* DATASET ROWS:
*****

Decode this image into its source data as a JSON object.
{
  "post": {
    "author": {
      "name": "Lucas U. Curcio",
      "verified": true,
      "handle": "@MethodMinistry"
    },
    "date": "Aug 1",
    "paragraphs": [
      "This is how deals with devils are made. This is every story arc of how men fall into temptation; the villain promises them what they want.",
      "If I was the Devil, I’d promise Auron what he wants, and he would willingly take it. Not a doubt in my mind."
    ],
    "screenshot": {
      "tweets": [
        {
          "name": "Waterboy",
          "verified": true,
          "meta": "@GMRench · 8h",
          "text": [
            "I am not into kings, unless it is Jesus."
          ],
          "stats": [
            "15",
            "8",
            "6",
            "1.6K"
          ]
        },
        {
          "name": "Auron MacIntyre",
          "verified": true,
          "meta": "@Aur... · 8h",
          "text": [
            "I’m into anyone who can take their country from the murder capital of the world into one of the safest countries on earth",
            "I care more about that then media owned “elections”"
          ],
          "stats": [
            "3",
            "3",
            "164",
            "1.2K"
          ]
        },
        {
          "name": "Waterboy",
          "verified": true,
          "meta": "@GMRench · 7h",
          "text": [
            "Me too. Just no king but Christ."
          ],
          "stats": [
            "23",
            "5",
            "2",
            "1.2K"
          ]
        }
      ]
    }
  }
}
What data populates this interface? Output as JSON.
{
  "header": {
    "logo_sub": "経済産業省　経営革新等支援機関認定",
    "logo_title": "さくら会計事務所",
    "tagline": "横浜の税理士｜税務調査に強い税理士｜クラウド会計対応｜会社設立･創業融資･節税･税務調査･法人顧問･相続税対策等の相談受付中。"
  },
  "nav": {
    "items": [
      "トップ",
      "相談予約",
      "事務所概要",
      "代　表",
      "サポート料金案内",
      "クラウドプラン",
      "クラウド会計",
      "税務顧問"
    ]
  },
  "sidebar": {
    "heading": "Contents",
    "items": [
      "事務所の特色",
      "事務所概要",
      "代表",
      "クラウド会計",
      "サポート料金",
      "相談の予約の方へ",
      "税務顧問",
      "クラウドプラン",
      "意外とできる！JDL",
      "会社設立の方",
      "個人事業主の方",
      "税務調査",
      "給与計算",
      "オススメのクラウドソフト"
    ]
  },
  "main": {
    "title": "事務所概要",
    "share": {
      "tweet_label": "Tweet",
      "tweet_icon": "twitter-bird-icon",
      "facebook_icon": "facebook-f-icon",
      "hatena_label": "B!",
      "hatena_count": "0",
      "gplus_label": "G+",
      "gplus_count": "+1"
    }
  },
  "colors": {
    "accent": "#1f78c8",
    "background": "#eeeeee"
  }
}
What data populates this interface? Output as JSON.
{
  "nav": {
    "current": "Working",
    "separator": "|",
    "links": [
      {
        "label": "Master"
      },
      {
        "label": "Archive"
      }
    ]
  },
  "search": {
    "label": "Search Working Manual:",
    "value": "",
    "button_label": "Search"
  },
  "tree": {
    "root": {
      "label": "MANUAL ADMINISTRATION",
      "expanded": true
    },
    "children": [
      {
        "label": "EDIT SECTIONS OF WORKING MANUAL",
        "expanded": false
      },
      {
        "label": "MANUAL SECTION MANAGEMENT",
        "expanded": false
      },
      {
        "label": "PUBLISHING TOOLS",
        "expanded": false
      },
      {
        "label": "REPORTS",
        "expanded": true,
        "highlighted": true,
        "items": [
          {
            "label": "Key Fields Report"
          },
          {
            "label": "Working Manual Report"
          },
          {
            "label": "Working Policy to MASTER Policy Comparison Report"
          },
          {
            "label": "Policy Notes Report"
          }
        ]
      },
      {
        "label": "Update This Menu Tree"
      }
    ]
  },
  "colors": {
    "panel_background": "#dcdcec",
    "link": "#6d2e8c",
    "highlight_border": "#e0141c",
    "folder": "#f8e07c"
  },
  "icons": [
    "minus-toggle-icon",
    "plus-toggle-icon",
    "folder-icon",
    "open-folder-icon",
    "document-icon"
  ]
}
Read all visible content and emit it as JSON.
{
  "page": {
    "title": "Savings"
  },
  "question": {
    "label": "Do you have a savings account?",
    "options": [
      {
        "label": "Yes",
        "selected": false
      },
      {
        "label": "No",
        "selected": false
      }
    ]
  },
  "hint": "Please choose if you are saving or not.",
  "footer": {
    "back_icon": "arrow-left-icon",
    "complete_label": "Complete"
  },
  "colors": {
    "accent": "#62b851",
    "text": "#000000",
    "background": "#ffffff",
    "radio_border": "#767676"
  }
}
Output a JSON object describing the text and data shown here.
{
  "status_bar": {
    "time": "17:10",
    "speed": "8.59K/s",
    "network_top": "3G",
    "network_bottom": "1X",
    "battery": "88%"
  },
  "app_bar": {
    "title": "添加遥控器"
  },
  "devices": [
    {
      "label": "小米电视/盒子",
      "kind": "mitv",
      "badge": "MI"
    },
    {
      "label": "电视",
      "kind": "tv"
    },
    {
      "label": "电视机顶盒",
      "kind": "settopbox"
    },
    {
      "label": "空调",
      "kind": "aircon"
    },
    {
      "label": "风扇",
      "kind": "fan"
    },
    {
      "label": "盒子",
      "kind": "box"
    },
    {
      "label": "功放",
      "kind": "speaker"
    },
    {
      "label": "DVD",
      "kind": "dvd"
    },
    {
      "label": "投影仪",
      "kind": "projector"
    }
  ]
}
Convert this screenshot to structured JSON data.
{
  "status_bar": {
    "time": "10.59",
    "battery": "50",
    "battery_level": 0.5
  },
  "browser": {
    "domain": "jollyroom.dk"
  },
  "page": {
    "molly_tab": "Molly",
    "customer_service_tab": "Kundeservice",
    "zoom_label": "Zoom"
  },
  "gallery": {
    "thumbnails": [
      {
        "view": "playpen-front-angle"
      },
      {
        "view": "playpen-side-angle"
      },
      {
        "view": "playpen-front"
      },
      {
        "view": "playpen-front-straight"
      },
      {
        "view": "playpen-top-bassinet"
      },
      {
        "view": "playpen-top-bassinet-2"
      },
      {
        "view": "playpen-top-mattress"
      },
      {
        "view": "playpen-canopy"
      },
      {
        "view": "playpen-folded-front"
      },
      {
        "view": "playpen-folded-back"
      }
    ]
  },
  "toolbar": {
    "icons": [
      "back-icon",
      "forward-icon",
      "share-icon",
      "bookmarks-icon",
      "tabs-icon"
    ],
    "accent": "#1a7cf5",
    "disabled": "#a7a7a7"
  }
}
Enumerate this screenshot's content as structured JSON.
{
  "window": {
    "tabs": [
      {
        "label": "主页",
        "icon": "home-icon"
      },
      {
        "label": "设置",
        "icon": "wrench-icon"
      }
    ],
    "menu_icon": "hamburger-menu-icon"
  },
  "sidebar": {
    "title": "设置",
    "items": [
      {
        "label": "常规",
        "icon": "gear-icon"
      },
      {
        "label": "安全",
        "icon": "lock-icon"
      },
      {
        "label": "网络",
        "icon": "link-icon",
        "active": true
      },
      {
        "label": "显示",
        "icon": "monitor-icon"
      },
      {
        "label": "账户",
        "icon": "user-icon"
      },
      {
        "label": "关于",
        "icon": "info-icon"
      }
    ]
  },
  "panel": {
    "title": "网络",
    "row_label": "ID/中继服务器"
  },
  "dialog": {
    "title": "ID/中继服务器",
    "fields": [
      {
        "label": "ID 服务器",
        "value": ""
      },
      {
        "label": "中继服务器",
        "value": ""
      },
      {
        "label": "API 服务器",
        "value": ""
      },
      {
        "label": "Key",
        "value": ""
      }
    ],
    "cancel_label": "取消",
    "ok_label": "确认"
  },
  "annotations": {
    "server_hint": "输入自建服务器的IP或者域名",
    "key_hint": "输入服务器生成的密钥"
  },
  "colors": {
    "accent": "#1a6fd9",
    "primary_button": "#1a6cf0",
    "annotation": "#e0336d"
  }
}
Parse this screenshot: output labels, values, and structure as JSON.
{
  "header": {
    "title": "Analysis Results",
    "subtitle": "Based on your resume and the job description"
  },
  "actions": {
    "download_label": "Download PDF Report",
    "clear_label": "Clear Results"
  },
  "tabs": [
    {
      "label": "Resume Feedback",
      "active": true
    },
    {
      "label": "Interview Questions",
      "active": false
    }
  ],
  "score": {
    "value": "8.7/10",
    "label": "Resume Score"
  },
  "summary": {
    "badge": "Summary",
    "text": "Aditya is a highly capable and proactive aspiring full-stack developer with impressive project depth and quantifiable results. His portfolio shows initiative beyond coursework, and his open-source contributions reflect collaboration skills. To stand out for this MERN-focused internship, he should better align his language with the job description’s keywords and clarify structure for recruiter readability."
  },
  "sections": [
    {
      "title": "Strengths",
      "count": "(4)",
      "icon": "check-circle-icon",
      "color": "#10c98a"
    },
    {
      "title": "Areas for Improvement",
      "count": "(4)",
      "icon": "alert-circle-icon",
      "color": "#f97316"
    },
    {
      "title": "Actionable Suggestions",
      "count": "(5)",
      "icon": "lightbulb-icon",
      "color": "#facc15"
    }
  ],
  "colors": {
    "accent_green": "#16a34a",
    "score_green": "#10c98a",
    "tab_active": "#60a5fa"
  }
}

*****

* TASK: Identify each line in the records above that contains the word "meta", and copy it out in full.

* THE RESULT:
          "meta": "@GMRench · 8h",
          "meta": "@Aur... · 8h",
          "meta": "@GMRench · 7h",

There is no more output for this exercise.